----- Page extract -----
Midterm Points of Interest

By Steve Hynd


Just some join-the-dots link dumping, for now.


-- Arianna Huffington says the Dems lost because they didn't fix the economy. She writes that "voters no longer trust Democrats to fix things". I think the problem is wider: voters don't trust Democrats to have the spines to even try to fix things.


--The new spineless idea is for the Federal Reserve to buy up to $1 trillion in government debt. The whole plan relies on the idea that the rich fucks will take the money they get from lower interest rates and reinvest it in getting ordinary Americans working again rather than salting it away offshore in tax havens. They already tried it once in 2008 and that didn't happen. Meanwhile, the bankers who handle all the bond selling and money-hiding will make big bonuses. America's infrastructure is held together with boggies and string and the rich fucks are playing pass the parcel. Jeebus.


-- John Judis worries that "when America finally recovers, it is likely to re-create the older economic structure that got the country in trouble in the first place" instead of pushing hi-tech industry through  government coordination and subsidies like the Chinese, Japanese and Europeans do.


-- Doug Mataconis notes that young voters stayed away in droves - only 9% of voters were in the 18-29 range, instead of 18% during the 2008 elections. Professional politicos say this is because youth won't turn out unless there's a star on the ballot (e.g. Obama). I think it's far more likely that a real unemployment rate of 30% upwards for this demographic has them all well and truly bi-partisanly disillusioned.
----- Raw records -----
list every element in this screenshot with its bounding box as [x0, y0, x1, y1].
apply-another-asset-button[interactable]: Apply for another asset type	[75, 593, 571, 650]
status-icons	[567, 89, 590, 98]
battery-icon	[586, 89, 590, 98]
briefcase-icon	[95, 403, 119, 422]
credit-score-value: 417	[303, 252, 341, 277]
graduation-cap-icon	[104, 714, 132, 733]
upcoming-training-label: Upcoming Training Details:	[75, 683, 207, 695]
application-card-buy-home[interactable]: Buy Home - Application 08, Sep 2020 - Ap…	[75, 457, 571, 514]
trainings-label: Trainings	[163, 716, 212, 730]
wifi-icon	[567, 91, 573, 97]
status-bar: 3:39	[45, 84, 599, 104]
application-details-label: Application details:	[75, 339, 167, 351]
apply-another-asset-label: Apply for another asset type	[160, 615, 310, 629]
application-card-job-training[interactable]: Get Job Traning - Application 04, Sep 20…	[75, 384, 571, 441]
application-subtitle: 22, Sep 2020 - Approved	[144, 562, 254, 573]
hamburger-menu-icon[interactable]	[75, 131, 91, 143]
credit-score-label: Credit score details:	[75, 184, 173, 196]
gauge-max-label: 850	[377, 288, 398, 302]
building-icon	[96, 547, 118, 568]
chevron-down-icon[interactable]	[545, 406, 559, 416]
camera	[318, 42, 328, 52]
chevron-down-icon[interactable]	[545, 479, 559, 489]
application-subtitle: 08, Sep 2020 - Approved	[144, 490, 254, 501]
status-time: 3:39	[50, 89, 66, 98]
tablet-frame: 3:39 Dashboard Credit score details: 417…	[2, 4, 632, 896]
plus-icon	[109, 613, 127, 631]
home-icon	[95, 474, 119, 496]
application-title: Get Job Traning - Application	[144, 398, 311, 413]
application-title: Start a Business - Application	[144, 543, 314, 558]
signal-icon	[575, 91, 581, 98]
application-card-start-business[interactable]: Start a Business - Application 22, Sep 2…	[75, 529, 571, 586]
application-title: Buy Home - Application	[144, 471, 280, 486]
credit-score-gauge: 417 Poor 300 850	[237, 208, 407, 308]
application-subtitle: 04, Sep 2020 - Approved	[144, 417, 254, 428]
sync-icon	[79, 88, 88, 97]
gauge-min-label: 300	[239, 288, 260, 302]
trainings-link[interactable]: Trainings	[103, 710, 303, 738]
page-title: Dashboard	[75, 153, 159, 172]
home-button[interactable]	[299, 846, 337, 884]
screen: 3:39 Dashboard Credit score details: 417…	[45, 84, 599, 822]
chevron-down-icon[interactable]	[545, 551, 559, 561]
-----
Name each commentator, other than the author, whose views the midterm post reports.

Arianna Huffington, John Judis, Doug Mataconis